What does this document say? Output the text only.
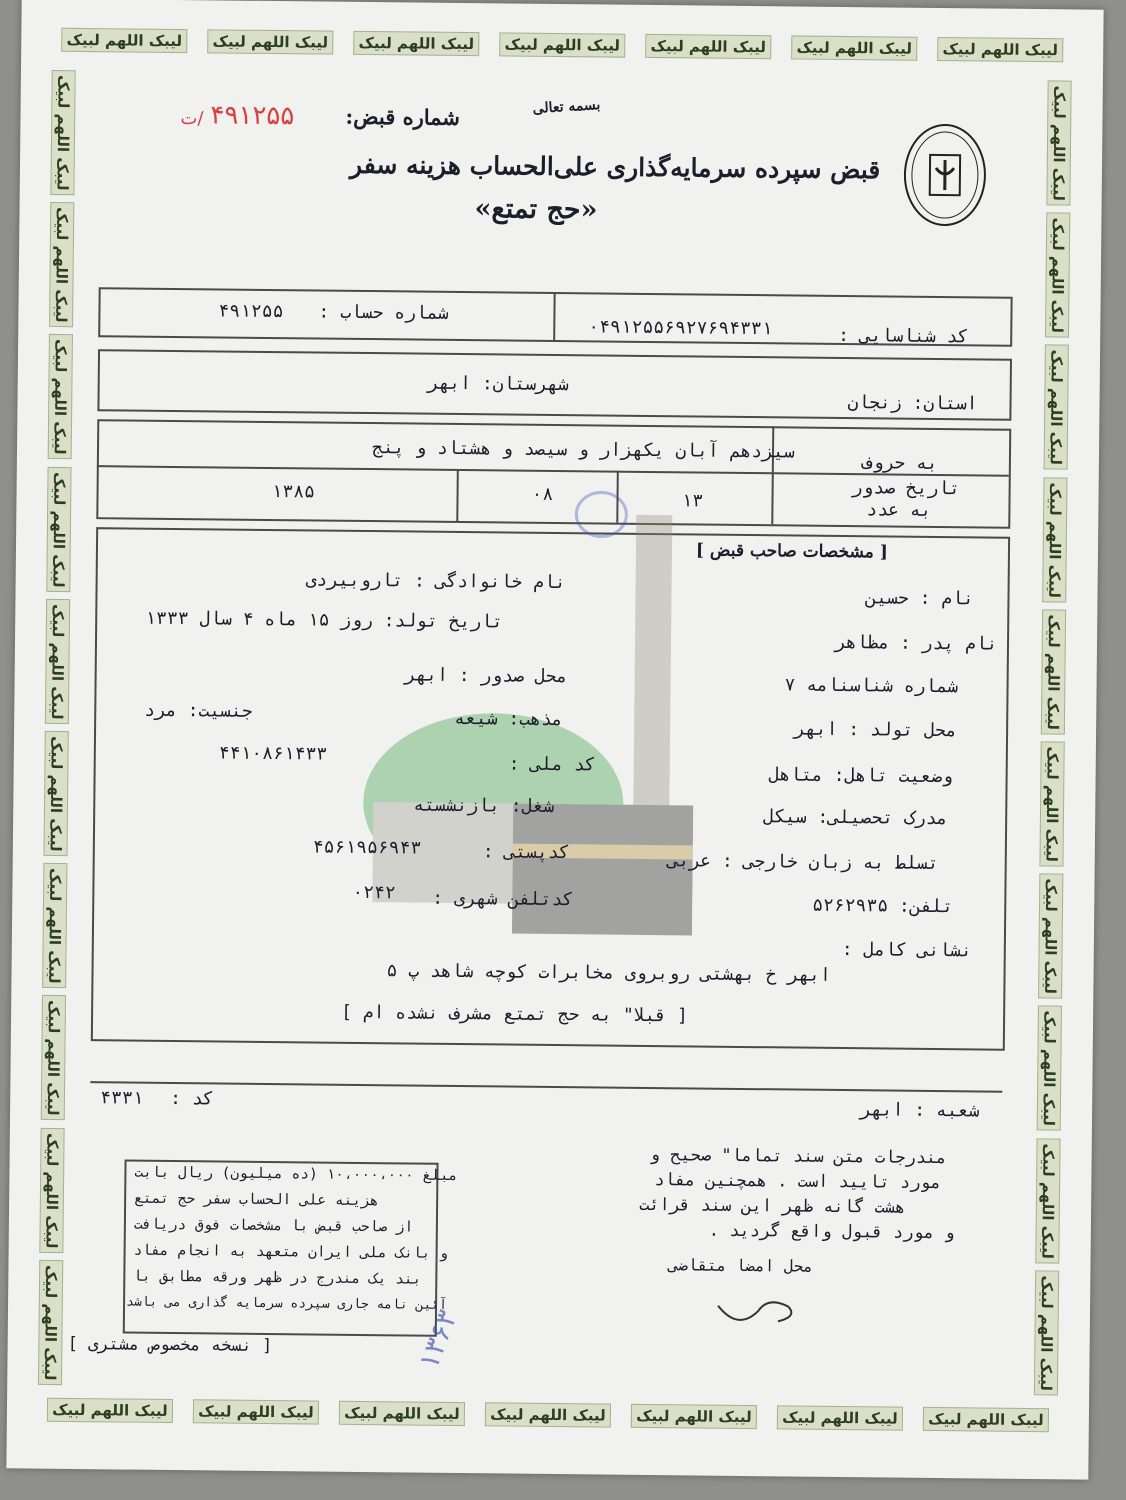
لیبک اللهم لبیک	لیبک اللهم لبیک	لیبک اللهم لبیک	لیبک اللهم لبیک	لیبک اللهم لبیک	لیبک اللهم لبیک	لیبک اللهم لبیک
لیبک اللهم لبیک	لیبک اللهم لبیک	لیبک اللهم لبیک	لیبک اللهم لبیک	لیبک اللهم لبیک	لیبک اللهم لبیک	لیبک اللهم لبیک
لیبک اللهم لبیک
لیبک اللهم لبیک
لیبک اللهم لبیک
لیبک اللهم لبیک
لیبک اللهم لبیک
لیبک اللهم لبیک
لیبک اللهم لبیک
لیبک اللهم لبیک
لیبک اللهم لبیک
لیبک اللهم لبیک
لیبک اللهم لبیک
لیبک اللهم لبیک
لیبک اللهم لبیک
لیبک اللهم لبیک
لیبک اللهم لبیک
لیبک اللهم لبیک
لیبک اللهم لبیک
لیبک اللهم لبیک
لیبک اللهم لبیک
لیبک اللهم لبیک
بسمه تعالی
شماره قبض:
۴۹۱۲۵۵
/ت
قبض سپرده سرمایه‌گذاری علی‌الحساب هزینه سفر
«حج تمتع»
شماره حساب :
۴۹۱۲۵۵
کد شناسایی :
۰۴۹۱۲۵۵۶۹۲۷۶۹۴۳۳۱
شهرستان: ابهر
استان: زنجان
سیزدهم آبان یکهزار و سیصد و هشتاد و پنج
به حروف
تاریخ صدور
به عدد
۱۳۸۵	۰۸	۱۳
[ مشخصات صاحب قبض ]
نام : حسین
نام خانوادگی : تاروبیردی
نام پدر : مظاهر
تاریخ تولد: روز ۱۵ ماه ۴ سال ۱۳۳۳
شماره شناسنامه ۷
محل صدور : ابهر
محل تولد : ابهر
مذهب: شیعه
جنسیت: مرد
وضعیت تاهل: متاهل
کد ملی :
۴۴۱۰۸۶۱۴۳۳
مدرک تحصیلی: سیکل
شغل: بازنشسته
تسلط به زبان خارجی : عربی
کدپستی :
۴۵۶۱۹۵۶۹۴۳
تلفن: ۵۲۶۲۹۳۵
کدتلفن شهری :
۰۲۴۲
نشانی کامل :
ابهر خ بهشتی روبروی مخابرات کوچه شاهد پ ۵
[ قبلا" به حج تمتع مشرف نشده ام ]
شعبه : ابهر
کد :
۴۳۳۱
مبلغ ۱۰،۰۰۰،۰۰۰ (ده میلیون) ریال بابت
هزینه علی الحساب سفر حج تمتع
از صاحب قبض با مشخصات فوق دریافت
و بانک ملی ایران متعهد به انجام مفاد
بند یک مندرج در ظهر ورقه مطابق با
آئین نامه جاری سپرده سرمایه گذاری می باشد
مندرجات متن سند تماما" صحیح و
مورد تایید است . همچنین مفاد
هشت گانه ظهر این سند قرائت
و مورد قبول واقع گردید .
محل امضا متقاضی
[ نسخه مخصوص مشتری ]	۱۳۶۳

▶ **EXERCISE PROMPT**
Pictures appear in the records above. Output everything except them, exactly.

▶ **THE OUTPUT**
What does this document say? Output the text only.
لیبک اللهم لبیک	لیبک اللهم لبیک	لیبک اللهم لبیک	لیبک اللهم لبیک	لیبک اللهم لبیک	لیبک اللهم لبیک	لیبک اللهم لبیک
لیبک اللهم لبیک	لیبک اللهم لبیک	لیبک اللهم لبیک	لیبک اللهم لبیک	لیبک اللهم لبیک	لیبک اللهم لبیک	لیبک اللهم لبیک
لیبک اللهم لبیک
لیبک اللهم لبیک
لیبک اللهم لبیک
لیبک اللهم لبیک
لیبک اللهم لبیک
لیبک اللهم لبیک
لیبک اللهم لبیک
لیبک اللهم لبیک
لیبک اللهم لبیک
لیبک اللهم لبیک
لیبک اللهم لبیک
لیبک اللهم لبیک
لیبک اللهم لبیک
لیبک اللهم لبیک
لیبک اللهم لبیک
لیبک اللهم لبیک
لیبک اللهم لبیک
لیبک اللهم لبیک
لیبک اللهم لبیک
لیبک اللهم لبیک
بسمه تعالی
شماره قبض:
۴۹۱۲۵۵
/ت
قبض سپرده سرمایه‌گذاری علی‌الحساب هزینه سفر
«حج تمتع»
شماره حساب :
۴۹۱۲۵۵
کد شناسایی :
۰۴۹۱۲۵۵۶۹۲۷۶۹۴۳۳۱
شهرستان: ابهر
استان: زنجان
سیزدهم آبان یکهزار و سیصد و هشتاد و پنج
به حروف
تاریخ صدور
به عدد
۱۳۸۵	۰۸	۱۳
[ مشخصات صاحب قبض ]
نام : حسین
نام خانوادگی : تاروبیردی
نام پدر : مظاهر
تاریخ تولد: روز ۱۵ ماه ۴ سال ۱۳۳۳
شماره شناسنامه ۷
محل صدور : ابهر
محل تولد : ابهر
مذهب: شیعه
جنسیت: مرد
وضعیت تاهل: متاهل
کد ملی :
۴۴۱۰۸۶۱۴۳۳
مدرک تحصیلی: سیکل
شغل: بازنشسته
تسلط به زبان خارجی : عربی
کدپستی :
۴۵۶۱۹۵۶۹۴۳
تلفن: ۵۲۶۲۹۳۵
کدتلفن شهری :
۰۲۴۲
نشانی کامل :
ابهر خ بهشتی روبروی مخابرات کوچه شاهد پ ۵
[ قبلا" به حج تمتع مشرف نشده ام ]
شعبه : ابهر
کد :
۴۳۳۱
مبلغ ۱۰،۰۰۰،۰۰۰ (ده میلیون) ریال بابت
هزینه علی الحساب سفر حج تمتع
از صاحب قبض با مشخصات فوق دریافت
و بانک ملی ایران متعهد به انجام مفاد
بند یک مندرج در ظهر ورقه مطابق با
آئین نامه جاری سپرده سرمایه گذاری می باشد
مندرجات متن سند تماما" صحیح و
مورد تایید است . همچنین مفاد
هشت گانه ظهر این سند قرائت
و مورد قبول واقع گردید .
محل امضا متقاضی
[ نسخه مخصوص مشتری ]	۱۳۶۳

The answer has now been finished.